Stored data
+++++

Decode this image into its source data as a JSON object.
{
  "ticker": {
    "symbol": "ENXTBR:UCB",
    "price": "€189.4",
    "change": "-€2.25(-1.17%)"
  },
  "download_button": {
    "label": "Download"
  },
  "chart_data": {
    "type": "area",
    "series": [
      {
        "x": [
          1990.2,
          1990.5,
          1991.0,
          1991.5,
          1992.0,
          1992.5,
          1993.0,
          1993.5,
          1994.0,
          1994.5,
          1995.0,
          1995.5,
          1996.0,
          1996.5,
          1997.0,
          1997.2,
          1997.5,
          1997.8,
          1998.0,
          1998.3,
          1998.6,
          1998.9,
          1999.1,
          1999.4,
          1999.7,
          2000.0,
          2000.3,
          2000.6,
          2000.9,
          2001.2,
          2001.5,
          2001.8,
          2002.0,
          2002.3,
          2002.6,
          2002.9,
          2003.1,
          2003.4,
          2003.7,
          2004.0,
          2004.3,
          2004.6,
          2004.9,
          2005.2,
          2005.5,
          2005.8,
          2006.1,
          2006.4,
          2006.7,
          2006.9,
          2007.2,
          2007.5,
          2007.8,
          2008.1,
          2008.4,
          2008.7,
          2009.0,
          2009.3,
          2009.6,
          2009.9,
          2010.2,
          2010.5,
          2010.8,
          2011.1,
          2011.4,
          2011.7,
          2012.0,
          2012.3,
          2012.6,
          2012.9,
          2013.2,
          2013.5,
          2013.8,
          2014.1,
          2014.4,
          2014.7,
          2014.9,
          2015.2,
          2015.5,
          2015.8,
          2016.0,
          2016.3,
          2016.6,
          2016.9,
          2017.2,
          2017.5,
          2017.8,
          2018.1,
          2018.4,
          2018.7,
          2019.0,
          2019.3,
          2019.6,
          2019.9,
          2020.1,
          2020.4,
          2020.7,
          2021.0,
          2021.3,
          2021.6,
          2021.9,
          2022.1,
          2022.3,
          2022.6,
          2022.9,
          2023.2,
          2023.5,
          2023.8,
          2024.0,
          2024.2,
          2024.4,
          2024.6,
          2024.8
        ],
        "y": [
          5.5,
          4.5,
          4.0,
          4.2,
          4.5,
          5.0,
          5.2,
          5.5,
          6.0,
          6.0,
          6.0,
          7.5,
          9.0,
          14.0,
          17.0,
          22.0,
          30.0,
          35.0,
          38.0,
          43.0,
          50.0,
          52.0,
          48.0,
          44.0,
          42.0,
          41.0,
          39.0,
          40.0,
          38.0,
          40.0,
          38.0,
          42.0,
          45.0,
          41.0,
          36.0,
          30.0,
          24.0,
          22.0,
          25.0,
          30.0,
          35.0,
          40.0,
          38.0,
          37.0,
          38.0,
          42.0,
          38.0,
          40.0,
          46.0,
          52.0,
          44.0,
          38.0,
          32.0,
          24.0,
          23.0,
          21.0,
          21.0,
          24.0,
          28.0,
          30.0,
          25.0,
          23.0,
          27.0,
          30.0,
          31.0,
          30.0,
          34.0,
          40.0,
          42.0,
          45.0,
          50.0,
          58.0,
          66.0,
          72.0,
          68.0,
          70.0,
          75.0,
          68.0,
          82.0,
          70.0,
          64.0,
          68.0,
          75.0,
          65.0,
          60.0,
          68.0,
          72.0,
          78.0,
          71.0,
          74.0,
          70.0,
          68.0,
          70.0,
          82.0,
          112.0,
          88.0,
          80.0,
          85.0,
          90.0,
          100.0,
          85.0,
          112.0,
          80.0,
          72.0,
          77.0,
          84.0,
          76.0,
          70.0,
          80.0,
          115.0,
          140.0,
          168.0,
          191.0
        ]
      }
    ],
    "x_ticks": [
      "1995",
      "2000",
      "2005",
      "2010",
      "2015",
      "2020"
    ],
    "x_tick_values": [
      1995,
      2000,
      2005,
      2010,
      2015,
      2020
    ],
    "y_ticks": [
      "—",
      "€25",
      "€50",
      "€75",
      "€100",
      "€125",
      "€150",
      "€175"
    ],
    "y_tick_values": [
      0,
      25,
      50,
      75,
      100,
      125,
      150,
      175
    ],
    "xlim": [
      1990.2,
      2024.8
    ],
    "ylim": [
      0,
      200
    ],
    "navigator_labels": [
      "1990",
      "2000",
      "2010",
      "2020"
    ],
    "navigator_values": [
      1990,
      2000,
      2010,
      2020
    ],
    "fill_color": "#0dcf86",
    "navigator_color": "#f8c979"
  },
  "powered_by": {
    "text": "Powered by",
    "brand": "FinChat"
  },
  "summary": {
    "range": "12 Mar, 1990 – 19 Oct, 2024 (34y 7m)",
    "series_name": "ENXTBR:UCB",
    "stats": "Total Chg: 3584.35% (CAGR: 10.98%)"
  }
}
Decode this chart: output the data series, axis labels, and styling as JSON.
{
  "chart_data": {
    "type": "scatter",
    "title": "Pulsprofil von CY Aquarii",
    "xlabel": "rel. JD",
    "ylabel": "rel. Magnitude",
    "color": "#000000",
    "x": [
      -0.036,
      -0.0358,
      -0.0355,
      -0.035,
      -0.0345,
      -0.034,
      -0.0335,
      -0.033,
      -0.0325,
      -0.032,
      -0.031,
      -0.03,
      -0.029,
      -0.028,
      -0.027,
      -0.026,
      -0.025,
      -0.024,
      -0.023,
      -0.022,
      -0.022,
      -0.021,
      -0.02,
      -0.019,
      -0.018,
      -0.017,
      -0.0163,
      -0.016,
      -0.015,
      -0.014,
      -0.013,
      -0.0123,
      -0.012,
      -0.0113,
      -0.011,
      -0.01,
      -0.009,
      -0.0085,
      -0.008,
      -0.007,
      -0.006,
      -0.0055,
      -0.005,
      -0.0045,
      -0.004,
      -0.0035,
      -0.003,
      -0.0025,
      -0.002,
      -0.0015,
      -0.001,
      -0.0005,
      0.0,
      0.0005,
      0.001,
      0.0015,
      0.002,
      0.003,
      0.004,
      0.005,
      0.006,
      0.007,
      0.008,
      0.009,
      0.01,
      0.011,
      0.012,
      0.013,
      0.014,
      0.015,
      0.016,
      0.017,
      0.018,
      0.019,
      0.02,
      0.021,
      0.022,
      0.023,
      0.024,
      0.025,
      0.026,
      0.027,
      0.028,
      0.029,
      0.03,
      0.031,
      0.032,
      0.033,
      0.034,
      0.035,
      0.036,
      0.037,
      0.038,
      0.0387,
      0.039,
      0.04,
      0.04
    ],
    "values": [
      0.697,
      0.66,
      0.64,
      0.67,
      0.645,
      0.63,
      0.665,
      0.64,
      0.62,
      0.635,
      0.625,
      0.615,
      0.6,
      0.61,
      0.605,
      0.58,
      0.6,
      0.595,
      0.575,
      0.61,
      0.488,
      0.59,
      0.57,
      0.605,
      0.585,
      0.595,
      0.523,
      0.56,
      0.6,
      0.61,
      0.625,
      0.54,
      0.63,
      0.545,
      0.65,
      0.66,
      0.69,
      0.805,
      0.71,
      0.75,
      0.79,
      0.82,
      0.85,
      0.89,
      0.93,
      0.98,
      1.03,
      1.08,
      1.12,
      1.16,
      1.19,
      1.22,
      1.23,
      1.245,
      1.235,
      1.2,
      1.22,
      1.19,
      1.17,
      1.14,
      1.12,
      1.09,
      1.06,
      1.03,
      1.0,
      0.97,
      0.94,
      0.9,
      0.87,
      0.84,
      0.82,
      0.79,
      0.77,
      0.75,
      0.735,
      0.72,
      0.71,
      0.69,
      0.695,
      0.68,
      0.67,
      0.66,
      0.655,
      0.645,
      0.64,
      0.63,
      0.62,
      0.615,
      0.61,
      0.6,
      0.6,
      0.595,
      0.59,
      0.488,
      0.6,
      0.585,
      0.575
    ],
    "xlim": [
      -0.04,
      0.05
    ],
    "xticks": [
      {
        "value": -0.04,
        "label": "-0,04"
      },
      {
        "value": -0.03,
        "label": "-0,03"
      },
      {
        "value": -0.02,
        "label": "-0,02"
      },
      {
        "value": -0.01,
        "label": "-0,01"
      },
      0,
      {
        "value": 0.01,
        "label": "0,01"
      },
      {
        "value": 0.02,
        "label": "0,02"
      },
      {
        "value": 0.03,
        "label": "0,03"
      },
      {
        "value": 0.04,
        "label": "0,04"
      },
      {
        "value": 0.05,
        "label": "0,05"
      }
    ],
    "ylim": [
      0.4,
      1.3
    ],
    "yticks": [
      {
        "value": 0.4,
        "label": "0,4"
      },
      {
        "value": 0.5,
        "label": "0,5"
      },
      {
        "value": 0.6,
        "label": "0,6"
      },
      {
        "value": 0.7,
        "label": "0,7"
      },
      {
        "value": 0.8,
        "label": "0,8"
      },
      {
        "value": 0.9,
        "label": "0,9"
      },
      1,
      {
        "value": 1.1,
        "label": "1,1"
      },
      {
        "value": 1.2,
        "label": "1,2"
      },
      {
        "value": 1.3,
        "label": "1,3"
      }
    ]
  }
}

+++++

Find all lines with "Decode" in them and copy each one.

Decode this image into its source data as a JSON object.
Decode this chart: output the data series, axis labels, and styling as JSON.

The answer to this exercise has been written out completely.